Task to carry out
Consider the records below. How many of their lines include the word "conduit"? State the number and nothing else.

Extracted records:
## Begin

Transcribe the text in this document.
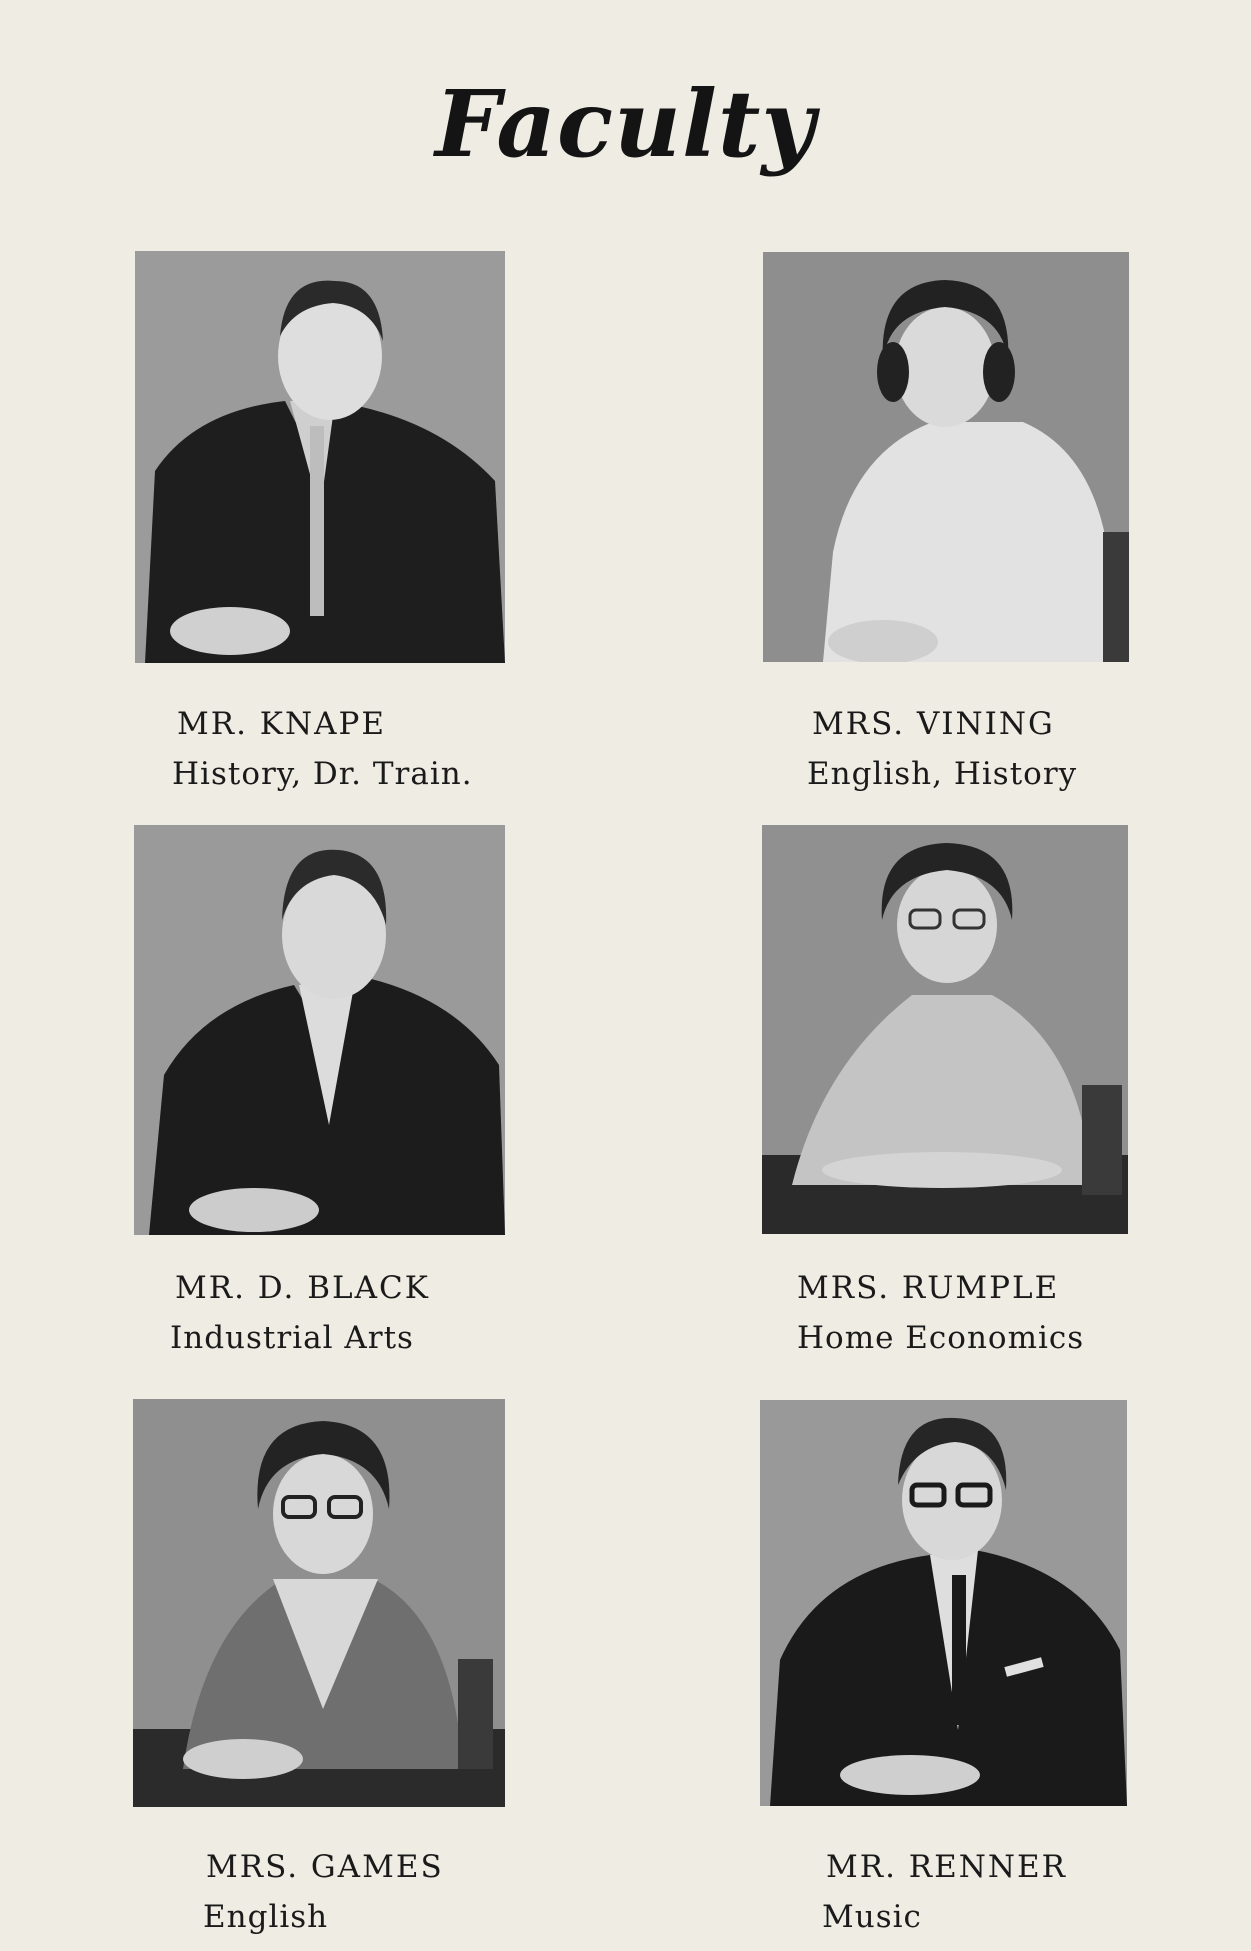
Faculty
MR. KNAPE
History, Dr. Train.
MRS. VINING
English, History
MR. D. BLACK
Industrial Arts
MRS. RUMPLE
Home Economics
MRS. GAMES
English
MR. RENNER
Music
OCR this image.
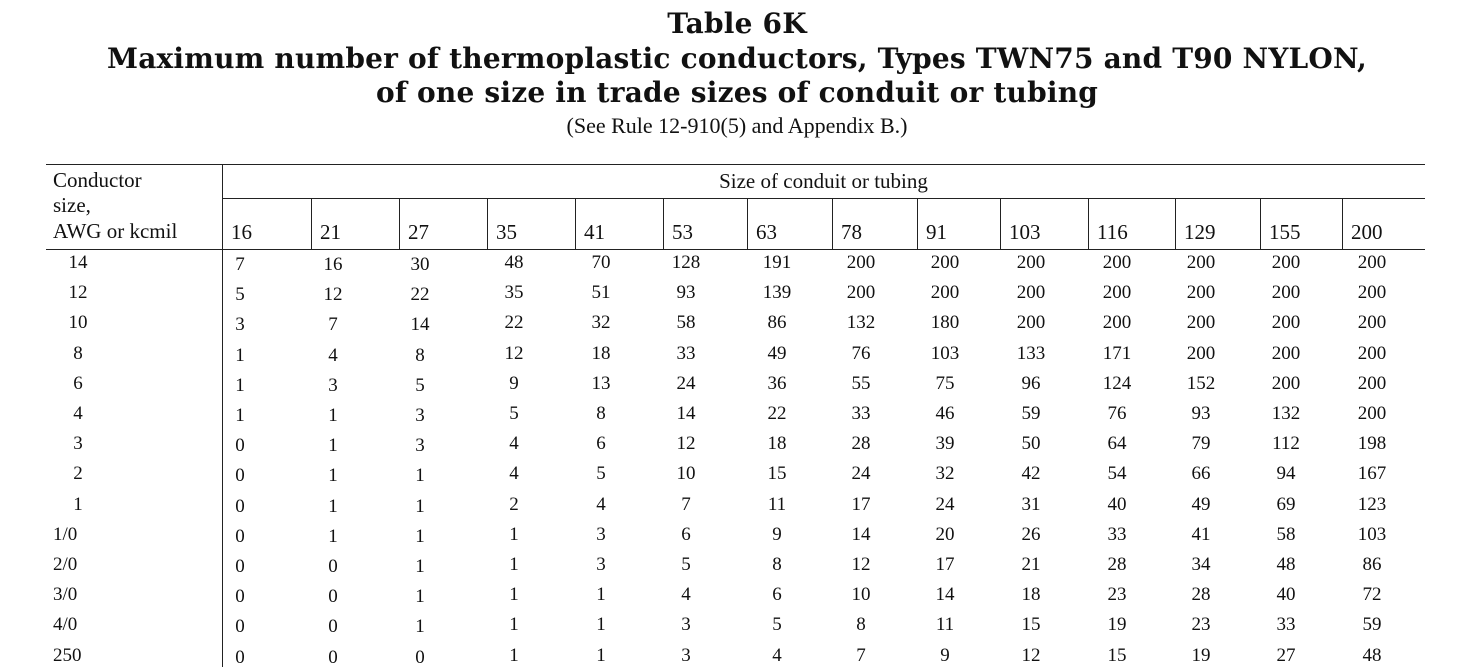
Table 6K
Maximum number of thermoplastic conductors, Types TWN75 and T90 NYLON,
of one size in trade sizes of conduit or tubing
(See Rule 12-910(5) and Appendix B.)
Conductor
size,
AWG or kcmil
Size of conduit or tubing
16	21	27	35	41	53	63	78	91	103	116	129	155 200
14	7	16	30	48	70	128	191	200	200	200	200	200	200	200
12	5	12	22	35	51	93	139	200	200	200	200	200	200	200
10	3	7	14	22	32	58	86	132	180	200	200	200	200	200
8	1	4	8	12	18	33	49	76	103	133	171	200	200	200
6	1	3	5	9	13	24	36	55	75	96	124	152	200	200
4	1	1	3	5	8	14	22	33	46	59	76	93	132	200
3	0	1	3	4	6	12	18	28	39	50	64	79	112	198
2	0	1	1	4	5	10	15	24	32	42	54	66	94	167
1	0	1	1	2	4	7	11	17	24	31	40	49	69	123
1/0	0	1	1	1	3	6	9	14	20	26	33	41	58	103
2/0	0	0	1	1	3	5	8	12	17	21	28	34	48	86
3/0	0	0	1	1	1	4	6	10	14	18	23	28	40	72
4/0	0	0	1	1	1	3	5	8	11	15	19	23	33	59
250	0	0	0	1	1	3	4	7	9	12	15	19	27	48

## End

The output
2